— Begin —
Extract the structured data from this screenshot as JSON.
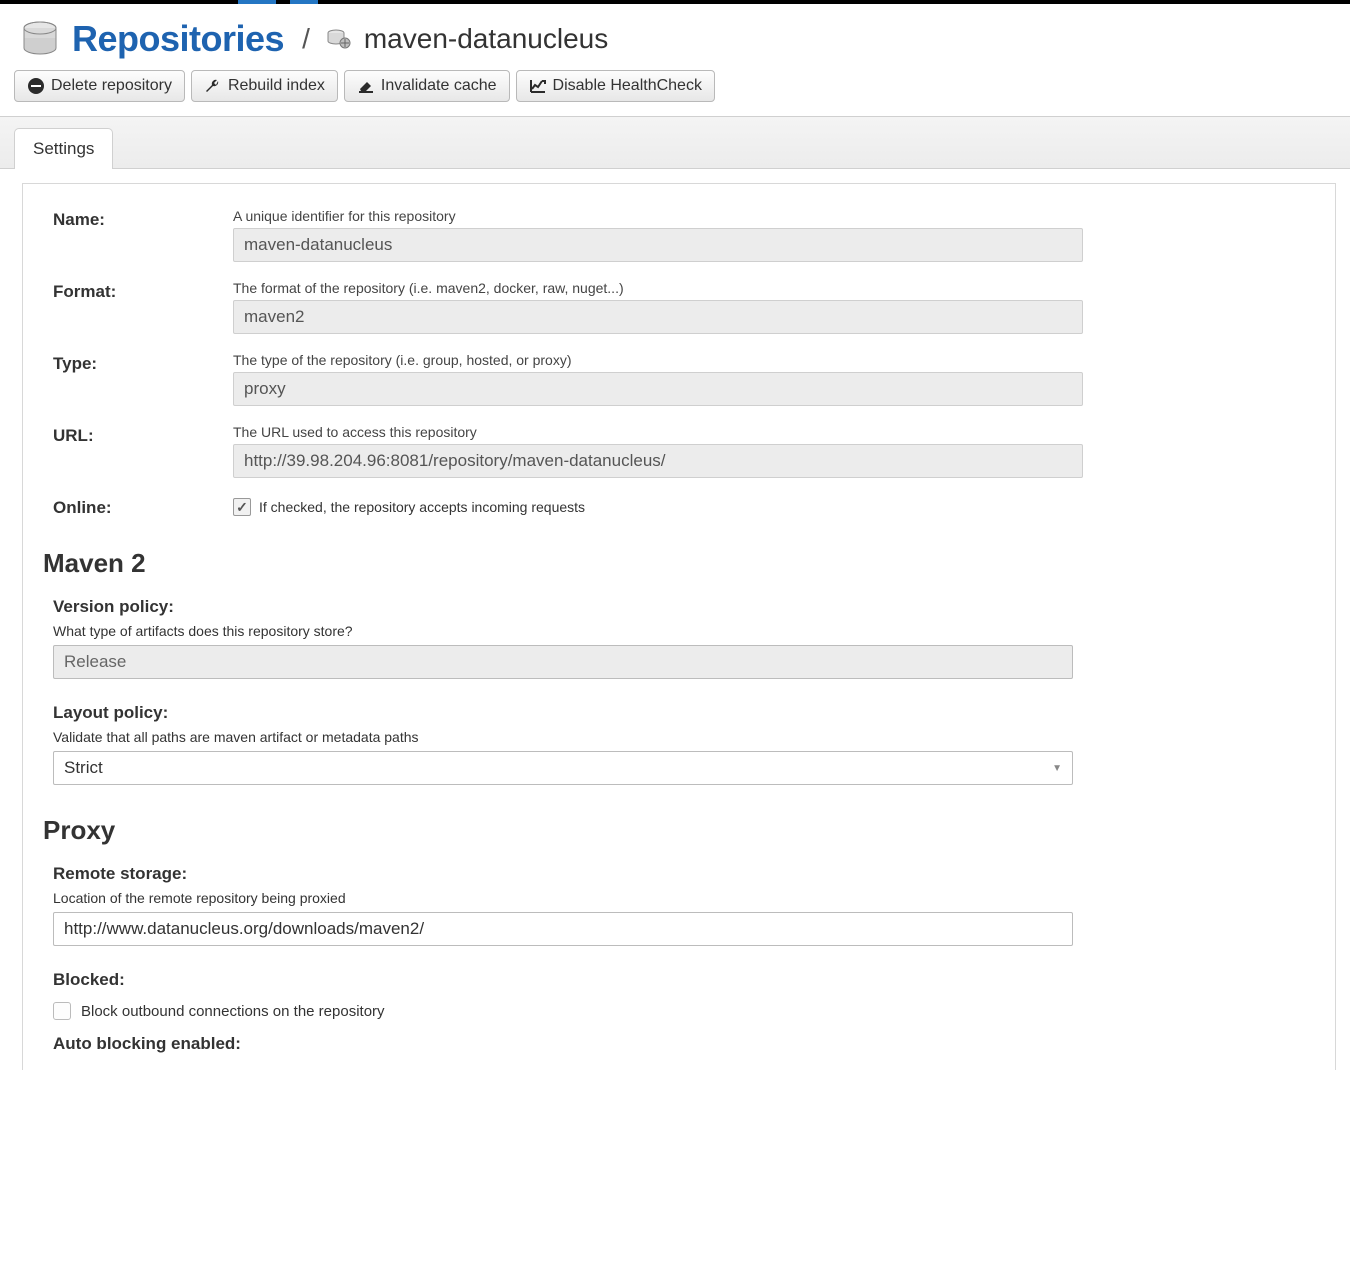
{
  "header": {
    "title": "Repositories",
    "breadcrumb_name": "maven-datanucleus"
  },
  "toolbar": {
    "delete": "Delete repository",
    "rebuild": "Rebuild index",
    "invalidate": "Invalidate cache",
    "disable_health": "Disable HealthCheck"
  },
  "tabs": {
    "settings": "Settings"
  },
  "form": {
    "name": {
      "label": "Name:",
      "help": "A unique identifier for this repository",
      "value": "maven-datanucleus"
    },
    "format": {
      "label": "Format:",
      "help": "The format of the repository (i.e. maven2, docker, raw, nuget...)",
      "value": "maven2"
    },
    "type": {
      "label": "Type:",
      "help": "The type of the repository (i.e. group, hosted, or proxy)",
      "value": "proxy"
    },
    "url": {
      "label": "URL:",
      "help": "The URL used to access this repository",
      "value": "http://39.98.204.96:8081/repository/maven-datanucleus/"
    },
    "online": {
      "label": "Online:",
      "help": "If checked, the repository accepts incoming requests"
    }
  },
  "maven2": {
    "heading": "Maven 2",
    "version_policy": {
      "label": "Version policy:",
      "help": "What type of artifacts does this repository store?",
      "value": "Release"
    },
    "layout_policy": {
      "label": "Layout policy:",
      "help": "Validate that all paths are maven artifact or metadata paths",
      "value": "Strict"
    }
  },
  "proxy": {
    "heading": "Proxy",
    "remote_storage": {
      "label": "Remote storage:",
      "help": "Location of the remote repository being proxied",
      "value": "http://www.datanucleus.org/downloads/maven2/"
    },
    "blocked": {
      "label": "Blocked:",
      "check_label": "Block outbound connections on the repository"
    },
    "auto_blocking": {
      "label": "Auto blocking enabled:"
    }
  }
}
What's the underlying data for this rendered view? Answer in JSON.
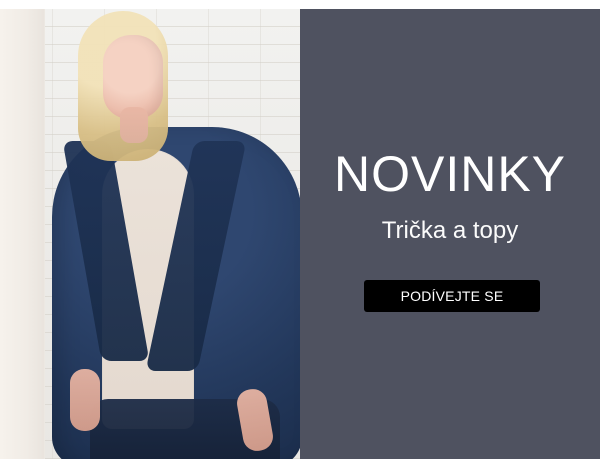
{
  "promo": {
    "headline": "NOVINKY",
    "subhead": "Trička a topy",
    "cta_label": "PODÍVEJTE SE"
  },
  "colors": {
    "panel_bg": "#4f5260",
    "cta_bg": "#000000",
    "text": "#ffffff",
    "jacket": "#22375a"
  }
}
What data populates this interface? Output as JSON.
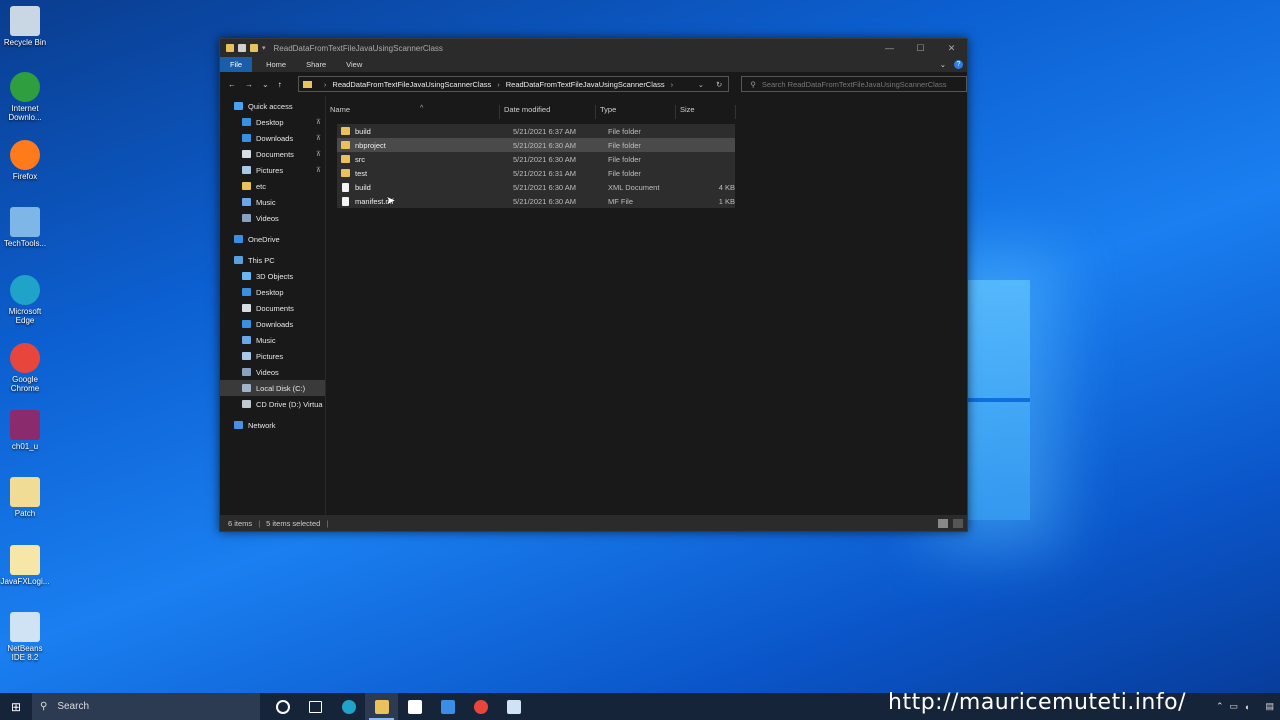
{
  "desktop": {
    "icons": [
      {
        "label": "Recycle Bin",
        "icon": "recycle-bin-icon",
        "color": "#c9d6e3"
      },
      {
        "label": "Internet Downlo...",
        "icon": "download-manager-icon",
        "color": "#2e9e3e"
      },
      {
        "label": "Firefox",
        "icon": "firefox-icon",
        "color": "#ff7a1a"
      },
      {
        "label": "TechTools...",
        "icon": "folder-shortcut-icon",
        "color": "#7fb6e8"
      },
      {
        "label": "Microsoft Edge",
        "icon": "edge-icon",
        "color": "#1fa3c8"
      },
      {
        "label": "Google Chrome",
        "icon": "chrome-icon",
        "color": "#e8453c"
      },
      {
        "label": "ch01_u",
        "icon": "winrar-icon",
        "color": "#8a2b6e"
      },
      {
        "label": "Patch",
        "icon": "folder-icon",
        "color": "#f1dc96"
      },
      {
        "label": "JavaFXLogi...",
        "icon": "java-file-icon",
        "color": "#f6e7a8"
      },
      {
        "label": "NetBeans IDE 8.2",
        "icon": "netbeans-icon",
        "color": "#cfe3f5"
      }
    ]
  },
  "window": {
    "title": "ReadDataFromTextFileJavaUsingScannerClass",
    "controls": {
      "minimize": "—",
      "maximize": "☐",
      "close": "✕"
    },
    "ribbon_tabs": [
      "File",
      "Home",
      "Share",
      "View"
    ],
    "help": "?",
    "address": {
      "segments": [
        "ReadDataFromTextFileJavaUsingScannerClass",
        "ReadDataFromTextFileJavaUsingScannerClass"
      ],
      "separator": "›"
    },
    "search_placeholder": "Search ReadDataFromTextFileJavaUsingScannerClass",
    "sidebar": [
      {
        "label": "Quick access",
        "icon": "star-icon",
        "color": "#4aa3f0",
        "indent": 14,
        "pinned": false
      },
      {
        "label": "Desktop",
        "icon": "desktop-icon",
        "color": "#3b8fe0",
        "indent": 22,
        "pinned": true
      },
      {
        "label": "Downloads",
        "icon": "download-arrow-icon",
        "color": "#3b8fe0",
        "indent": 22,
        "pinned": true
      },
      {
        "label": "Documents",
        "icon": "documents-icon",
        "color": "#d7dde6",
        "indent": 22,
        "pinned": true
      },
      {
        "label": "Pictures",
        "icon": "pictures-icon",
        "color": "#a9c8e8",
        "indent": 22,
        "pinned": true
      },
      {
        "label": "etc",
        "icon": "folder-icon",
        "color": "#e9c25c",
        "indent": 22,
        "pinned": false
      },
      {
        "label": "Music",
        "icon": "music-icon",
        "color": "#6aa6e8",
        "indent": 22,
        "pinned": false
      },
      {
        "label": "Videos",
        "icon": "videos-icon",
        "color": "#8aa0c0",
        "indent": 22,
        "pinned": false
      },
      {
        "label": "",
        "icon": "",
        "color": "",
        "indent": 0,
        "pinned": false,
        "spacer": true
      },
      {
        "label": "OneDrive",
        "icon": "onedrive-icon",
        "color": "#3a8ee6",
        "indent": 14,
        "pinned": false
      },
      {
        "label": "",
        "icon": "",
        "color": "",
        "indent": 0,
        "pinned": false,
        "spacer": true
      },
      {
        "label": "This PC",
        "icon": "computer-icon",
        "color": "#5aa0e0",
        "indent": 14,
        "pinned": false
      },
      {
        "label": "3D Objects",
        "icon": "3d-objects-icon",
        "color": "#6ab8f0",
        "indent": 22,
        "pinned": false
      },
      {
        "label": "Desktop",
        "icon": "desktop-icon",
        "color": "#3b8fe0",
        "indent": 22,
        "pinned": false
      },
      {
        "label": "Documents",
        "icon": "documents-icon",
        "color": "#d7dde6",
        "indent": 22,
        "pinned": false
      },
      {
        "label": "Downloads",
        "icon": "download-arrow-icon",
        "color": "#3b8fe0",
        "indent": 22,
        "pinned": false
      },
      {
        "label": "Music",
        "icon": "music-icon",
        "color": "#6aa6e8",
        "indent": 22,
        "pinned": false
      },
      {
        "label": "Pictures",
        "icon": "pictures-icon",
        "color": "#a9c8e8",
        "indent": 22,
        "pinned": false
      },
      {
        "label": "Videos",
        "icon": "videos-icon",
        "color": "#8aa0c0",
        "indent": 22,
        "pinned": false
      },
      {
        "label": "Local Disk (C:)",
        "icon": "disk-icon",
        "color": "#9fb4c8",
        "indent": 22,
        "pinned": false,
        "selected": true
      },
      {
        "label": "CD Drive (D:) Virtua",
        "icon": "cd-drive-icon",
        "color": "#c0c8d0",
        "indent": 22,
        "pinned": false
      },
      {
        "label": "",
        "icon": "",
        "color": "",
        "indent": 0,
        "pinned": false,
        "spacer": true
      },
      {
        "label": "Network",
        "icon": "network-icon",
        "color": "#4a90e2",
        "indent": 14,
        "pinned": false
      }
    ],
    "columns": [
      "Name",
      "Date modified",
      "Type",
      "Size"
    ],
    "files": [
      {
        "name": "build",
        "date": "5/21/2021 6:37 AM",
        "type": "File folder",
        "size": "",
        "kind": "folder",
        "state": "selected"
      },
      {
        "name": "nbproject",
        "date": "5/21/2021 6:30 AM",
        "type": "File folder",
        "size": "",
        "kind": "folder",
        "state": "hover"
      },
      {
        "name": "src",
        "date": "5/21/2021 6:30 AM",
        "type": "File folder",
        "size": "",
        "kind": "folder",
        "state": "selected"
      },
      {
        "name": "test",
        "date": "5/21/2021 6:31 AM",
        "type": "File folder",
        "size": "",
        "kind": "folder",
        "state": "selected"
      },
      {
        "name": "build",
        "date": "5/21/2021 6:30 AM",
        "type": "XML Document",
        "size": "4 KB",
        "kind": "doc",
        "state": "selected"
      },
      {
        "name": "manifest.mf",
        "date": "5/21/2021 6:30 AM",
        "type": "MF File",
        "size": "1 KB",
        "kind": "doc",
        "state": "selected"
      }
    ],
    "status": {
      "items": "6 items",
      "selected": "5 items selected"
    }
  },
  "taskbar": {
    "search_label": "Search",
    "apps": [
      {
        "icon": "cortana-icon",
        "color": "#ffffff"
      },
      {
        "icon": "task-view-icon",
        "color": "#ffffff"
      },
      {
        "icon": "edge-icon",
        "color": "#1fa3c8"
      },
      {
        "icon": "file-explorer-icon",
        "color": "#e9c25c",
        "active": true
      },
      {
        "icon": "store-icon",
        "color": "#ffffff"
      },
      {
        "icon": "mail-icon",
        "color": "#3a8ee6"
      },
      {
        "icon": "chrome-icon",
        "color": "#e8453c"
      },
      {
        "icon": "netbeans-icon",
        "color": "#cfe3f5"
      }
    ],
    "watermark": "http://mauricemuteti.info/"
  }
}
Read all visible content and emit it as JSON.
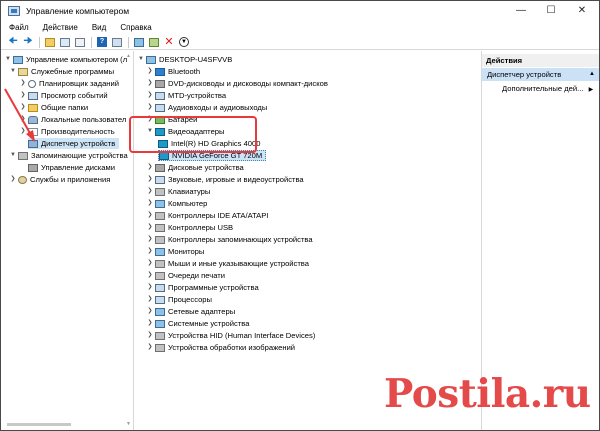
— End —
» **GOAL**: Lines of the material that contain the word "JSON" are to be gathered.

» **THE OUTPUT**:
Extract the structured data from this screenshot as JSON.
What's the underlying data for this rendered view? Answer in JSON.
What data populates this interface? Output as JSON.
Read all visible content and emit it as JSON.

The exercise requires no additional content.